== Article ==
╔══
Suite à la suppression de la commission ménage au début de l’année 2011, nous avons passé du temps sur l’immeuble pour rapprocher les points de vue et trouver des solutions pour améliorer vos conditions de travail.
Vous entretenez aussi des rapports tendus avec les autres employés d’immeuble. C’est la raison pour laquelle votre collègue a refusé un éventuel échange d’entretien des cages d’escalier. Nous avons dû vous faire entendre que nous étions votre seul interlocuteur et que vous n’aviez pas à déranger à chaque problème un des membres du conseil syndical. Cette remarque a été confirmée par l’inspection du travail.
.. Nous sommes contraints de vous notifier votre licenciement pour faute. »
Elle a effectué la période de préavis de deux mois qui a été rémunérée.
Par requête du 24 juillet 2012, Mme Y…a saisi le conseil de prud’hommes d’Angers pour contester son licenciement et obtenir le paiement de dommages et intérêts pour licenciement sans cause réelle et sérieuse, d’un rappel de salaires au titre d’heures supplémentaires accomplies et des dommages-intérêts pour violation de l’obligation de sécurité.
Par jugement en date du 6 juin 2013, le conseil de prud’hommes d’Angers a :
– dit que le licenciement de Mme Y…était dépourvu de cause réelle et sérieuse,
– condamné le syndicat des co-propriétaires de la résidence Le Puy Garnier à payer à la salariée les sommes de :
-15 000 euros à titre de dommages-intérêts pour licenciement sans cause réelle et sérieuse,
-6 000 euros à titre de dommages-intérêts pour violation de l’obligation de sécurité,
-2 000 euros sur le fondement de l’article 700 du code de procédure civile,
– rejeté les autres demandes,
– ordonné l’exécution provisoire,
– condamné le syndicat aux dépens.
Les parties ont reçu notification de ce jugement les 12 et 13 juin 2013.
Le syndicat des co-propriétaires de la résidence Le Puy Garnier en a régulièrement relevé appel général le 1er juillet 2013 par déclaration de son avocat auprès du greffe.
╚══
== Enregistrements à traiter ==
╔══
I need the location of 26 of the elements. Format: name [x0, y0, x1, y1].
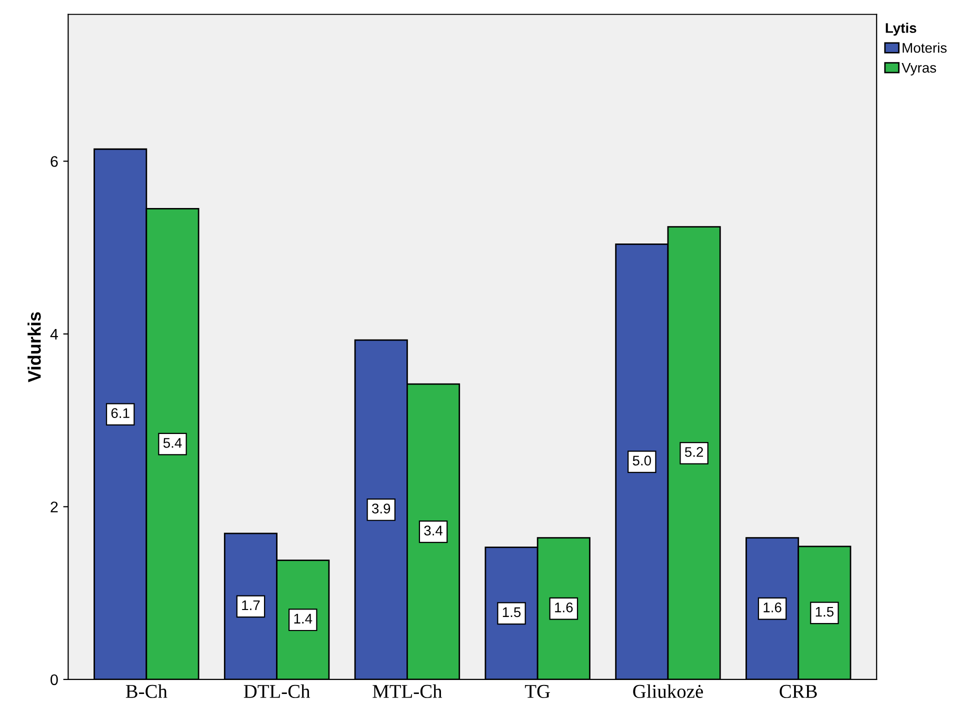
x-tick-label: DTL-Ch	[244, 684, 310, 698]
legend-label: Vyras	[902, 63, 936, 76]
y-tick-label: 2	[50, 502, 58, 512]
data-label: 5.2	[684, 447, 704, 457]
data-label: 1.7	[242, 600, 260, 610]
data-label: 1.4	[294, 614, 312, 624]
data-label: 3.4	[424, 526, 443, 536]
x-tick-label: MTL-Ch	[372, 684, 442, 698]
y-tick-label: 6	[50, 156, 58, 167]
data-label: 5.4	[163, 438, 182, 448]
data-label: 3.9	[372, 504, 390, 514]
x-tick-label: B-Ch	[126, 684, 168, 698]
x-tick-label: CRB	[780, 684, 817, 698]
data-label: 5.0	[632, 456, 652, 466]
x-tick-label: TG	[524, 684, 550, 698]
y-tick-label: 4	[50, 328, 58, 340]
data-label: 1.6	[555, 602, 573, 612]
data-label: 6.1	[111, 408, 130, 418]
data-label: 1.5	[502, 607, 521, 618]
y-axis-title: Vidurkis	[28, 312, 41, 382]
legend-title: Lytis	[886, 22, 916, 36]
data-label: 1.6	[764, 602, 782, 612]
legend-label: Moteris	[902, 42, 947, 53]
x-tick-label: Gliukozė	[633, 684, 703, 698]
y-tick-label: 0	[50, 674, 58, 686]
data-label: 1.5	[816, 606, 834, 617]
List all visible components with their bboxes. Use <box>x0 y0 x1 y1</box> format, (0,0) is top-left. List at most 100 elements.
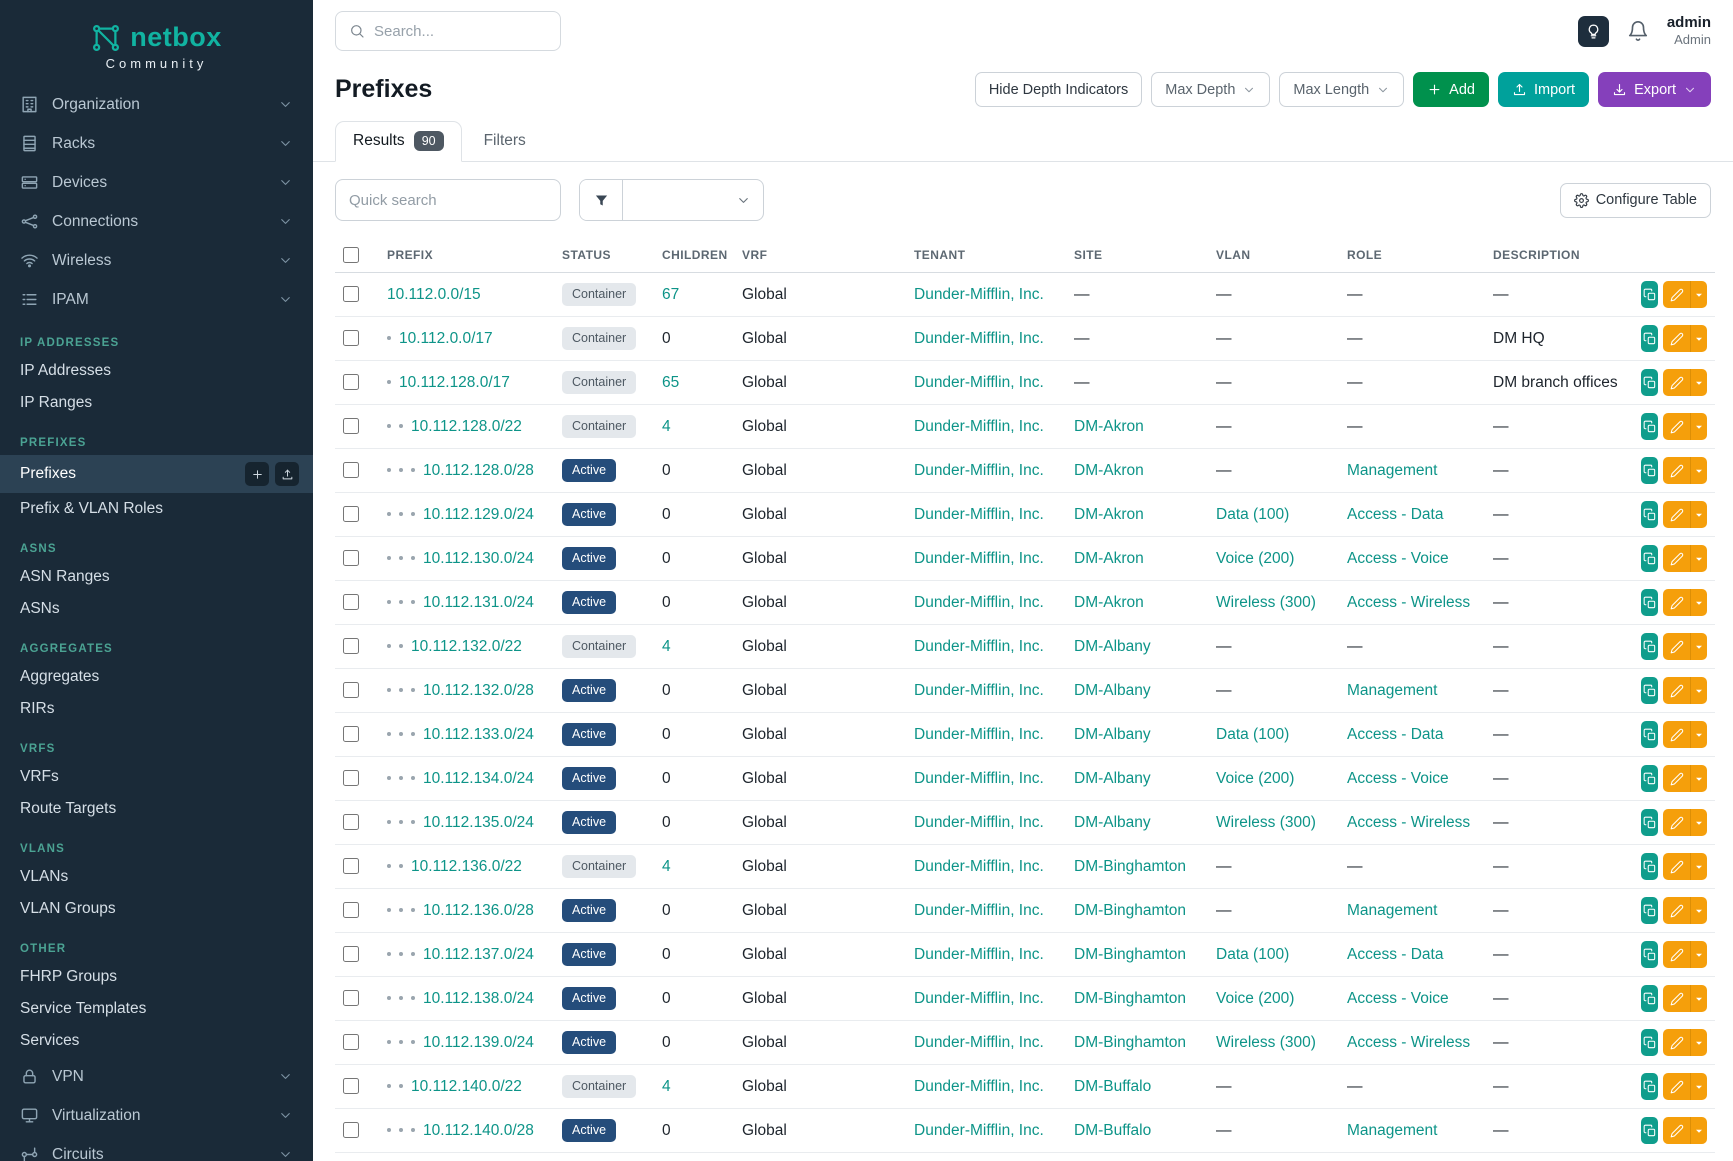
row-checkbox[interactable] <box>343 990 359 1007</box>
column-header-tenant[interactable]: TENANT <box>906 238 1066 273</box>
prefix-link[interactable]: 10.112.128.0/22 <box>411 417 522 435</box>
tenant-link[interactable]: Dunder-Mifflin, Inc. <box>914 857 1044 875</box>
role-link[interactable]: Access - Wireless <box>1347 1033 1471 1051</box>
role-link[interactable]: Access - Data <box>1347 725 1444 743</box>
clone-button[interactable] <box>1641 545 1658 572</box>
prefix-link[interactable]: 10.112.129.0/24 <box>423 505 534 523</box>
quick-import-button[interactable] <box>275 462 299 486</box>
role-link[interactable]: Access - Wireless <box>1347 593 1471 611</box>
user-menu[interactable]: admin Admin <box>1667 14 1711 49</box>
column-header-vlan[interactable]: VLAN <box>1208 238 1339 273</box>
sidebar-item-circuits[interactable]: Circuits <box>0 1135 313 1161</box>
vlan-link[interactable]: Voice (200) <box>1216 989 1295 1007</box>
prefix-link[interactable]: 10.112.131.0/24 <box>423 593 534 611</box>
prefix-link[interactable]: 10.112.132.0/22 <box>411 637 522 655</box>
edit-button[interactable] <box>1663 501 1690 528</box>
edit-dropdown-button[interactable] <box>1690 853 1707 880</box>
role-link[interactable]: Management <box>1347 1121 1438 1139</box>
vlan-link[interactable]: Wireless (300) <box>1216 593 1316 611</box>
sidebar-item-wireless[interactable]: Wireless <box>0 241 313 280</box>
brand[interactable]: netbox Community <box>0 12 313 85</box>
children-count-link[interactable]: 4 <box>662 637 671 655</box>
edit-dropdown-button[interactable] <box>1690 1117 1707 1144</box>
sidebar-item-ip-addresses[interactable]: IP Addresses <box>0 355 313 387</box>
theme-toggle-button[interactable] <box>1577 15 1609 47</box>
column-header-status[interactable]: STATUS <box>554 238 654 273</box>
prefix-link[interactable]: 10.112.136.0/28 <box>423 901 534 919</box>
export-button[interactable]: Export <box>1598 72 1711 107</box>
site-link[interactable]: DM-Binghamton <box>1074 989 1186 1007</box>
children-count-link[interactable]: 65 <box>662 373 680 391</box>
quick-add-button[interactable] <box>245 462 269 486</box>
prefix-link[interactable]: 10.112.133.0/24 <box>423 725 534 743</box>
site-link[interactable]: DM-Albany <box>1074 769 1151 787</box>
site-link[interactable]: DM-Binghamton <box>1074 901 1186 919</box>
tenant-link[interactable]: Dunder-Mifflin, Inc. <box>914 989 1044 1007</box>
edit-dropdown-button[interactable] <box>1690 721 1707 748</box>
sidebar-item-fhrp-groups[interactable]: FHRP Groups <box>0 961 313 993</box>
tenant-link[interactable]: Dunder-Mifflin, Inc. <box>914 593 1044 611</box>
max-depth-dropdown[interactable]: Max Depth <box>1151 72 1271 107</box>
row-checkbox[interactable] <box>343 638 359 655</box>
sidebar-item-vrfs[interactable]: VRFs <box>0 761 313 793</box>
row-checkbox[interactable] <box>343 726 359 743</box>
edit-button[interactable] <box>1663 413 1690 440</box>
tab-filters[interactable]: Filters <box>483 132 526 149</box>
children-count-link[interactable]: 4 <box>662 857 671 875</box>
role-link[interactable]: Management <box>1347 681 1438 699</box>
row-checkbox[interactable] <box>343 902 359 919</box>
edit-dropdown-button[interactable] <box>1690 281 1707 308</box>
edit-dropdown-button[interactable] <box>1690 501 1707 528</box>
children-count-link[interactable]: 4 <box>662 1077 671 1095</box>
clone-button[interactable] <box>1641 1117 1658 1144</box>
edit-dropdown-button[interactable] <box>1690 413 1707 440</box>
global-search[interactable] <box>335 11 561 51</box>
sidebar-item-service-templates[interactable]: Service Templates <box>0 993 313 1025</box>
column-header-children[interactable]: CHILDREN <box>654 238 734 273</box>
role-link[interactable]: Access - Voice <box>1347 769 1449 787</box>
clone-button[interactable] <box>1641 985 1658 1012</box>
column-header-role[interactable]: ROLE <box>1339 238 1485 273</box>
site-link[interactable]: DM-Buffalo <box>1074 1077 1152 1095</box>
select-all-checkbox[interactable] <box>343 247 359 263</box>
prefix-link[interactable]: 10.112.128.0/28 <box>423 461 534 479</box>
clone-button[interactable] <box>1641 765 1658 792</box>
max-length-dropdown[interactable]: Max Length <box>1279 72 1405 107</box>
tenant-link[interactable]: Dunder-Mifflin, Inc. <box>914 505 1044 523</box>
prefix-link[interactable]: 10.112.0.0/15 <box>387 285 481 303</box>
row-checkbox[interactable] <box>343 1034 359 1051</box>
edit-button[interactable] <box>1663 281 1690 308</box>
clone-button[interactable] <box>1641 1073 1658 1100</box>
site-link[interactable]: DM-Akron <box>1074 593 1144 611</box>
clone-button[interactable] <box>1641 1029 1658 1056</box>
sidebar-item-services[interactable]: Services <box>0 1025 313 1057</box>
row-checkbox[interactable] <box>343 506 359 523</box>
prefix-link[interactable]: 10.112.0.0/17 <box>399 329 493 347</box>
sidebar-item-organization[interactable]: Organization <box>0 85 313 124</box>
sidebar-item-ipam[interactable]: IPAM <box>0 280 313 319</box>
sidebar-item-ip-ranges[interactable]: IP Ranges <box>0 387 313 419</box>
edit-button[interactable] <box>1663 897 1690 924</box>
tenant-link[interactable]: Dunder-Mifflin, Inc. <box>914 373 1044 391</box>
vlan-link[interactable]: Voice (200) <box>1216 769 1295 787</box>
vlan-link[interactable]: Wireless (300) <box>1216 813 1316 831</box>
sidebar-item-route-targets[interactable]: Route Targets <box>0 793 313 825</box>
import-button[interactable]: Import <box>1497 72 1590 107</box>
row-checkbox[interactable] <box>343 858 359 875</box>
edit-button[interactable] <box>1663 941 1690 968</box>
edit-button[interactable] <box>1663 545 1690 572</box>
sidebar-item-rirs[interactable]: RIRs <box>0 693 313 725</box>
tenant-link[interactable]: Dunder-Mifflin, Inc. <box>914 813 1044 831</box>
tab-results[interactable]: Results 90 <box>335 121 462 162</box>
edit-button[interactable] <box>1663 457 1690 484</box>
clone-button[interactable] <box>1641 853 1658 880</box>
row-checkbox[interactable] <box>343 594 359 611</box>
column-header-prefix[interactable]: PREFIX <box>379 238 554 273</box>
clone-button[interactable] <box>1641 677 1658 704</box>
edit-button[interactable] <box>1663 589 1690 616</box>
tenant-link[interactable]: Dunder-Mifflin, Inc. <box>914 681 1044 699</box>
tenant-link[interactable]: Dunder-Mifflin, Inc. <box>914 285 1044 303</box>
edit-dropdown-button[interactable] <box>1690 941 1707 968</box>
sidebar-item-connections[interactable]: Connections <box>0 202 313 241</box>
prefix-link[interactable]: 10.112.128.0/17 <box>399 373 510 391</box>
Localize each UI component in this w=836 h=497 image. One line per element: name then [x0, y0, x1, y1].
╚══
== Travail à faire ==
(1) Renvoyez toutes les lignes des enregistrements où figure la chaîne « tick ».
(2) Prolongez le texte consacré au licenciement de Mme Y… à partir de sa dernière phrase.

== Réponses aux exercices ==
(1)
x-tick-label: DTL-Ch	[244, 684, 310, 698]
y-tick-label: 2	[50, 502, 58, 512]
x-tick-label: MTL-Ch	[372, 684, 442, 698]
y-tick-label: 6	[50, 156, 58, 167]
x-tick-label: B-Ch	[126, 684, 168, 698]
x-tick-label: CRB	[780, 684, 817, 698]
x-tick-label: TG	[524, 684, 550, 698]
y-tick-label: 4	[50, 328, 58, 340]
x-tick-label: Gliukozė	[633, 684, 703, 698]
y-tick-label: 0	[50, 674, 58, 686]

(2)
PRÉTENTIONS et MOYENS des PARTIES,
Vu les conclusions récapitulatives enregistrées au greffe le 5 mai 2015, régulièrement communiquées et reprises oralement à l’audience, aux termes desquelles le syndicat des co-propriétaires de la résidence Le Puy Garnier demande à la cour de :
– infirmer le jugement entrepris en ce qu’il a déclaré le licenciement sans cause réelle et sérieuse et alloué à la salariée des dommages-intérêts pour licenciement sans cause réelle et sérieuse ainsi que pour violation de l’obligation de sécurité,
– confirmer le jugement en ce qu’il a rejeté la demande de rappel de salaires,
– dire que le licenciement de Mme Y…est fondé sur une cause réelle et sérieuse,
– débouter la salariée de toutes ses demandes,
– la condamner au paiement de la somme de 2 500 euros au titre de l’article 700 du code de procédure civile ainsi qu’aux dépens.
Il fait valoir en substance que :
– sur le rappel de salaires :
– Mme Y…soutenant qu’elle avait une charge de travail identique à celle de sa collègue Mme Z…rémunérée sur une base de travail supérieure (39 heures hebdomadaires) revendique le paiement d’un rappel de salaires de 4 heures supplémentaires par semaine mais ne rapporte pas la preuve des heures de travail qu’elle n’a effectivement pas réalisées,
– le secteur 1 de la salariée est moins important en superficie et en nombre de paliers que celui de sa collègue (secteur 2) dans le cadre de l’organisation mise en place à partir de l’été 2008,
– lors des remplacements de sa collègue, elle assurait des missions de nettoyage limitées.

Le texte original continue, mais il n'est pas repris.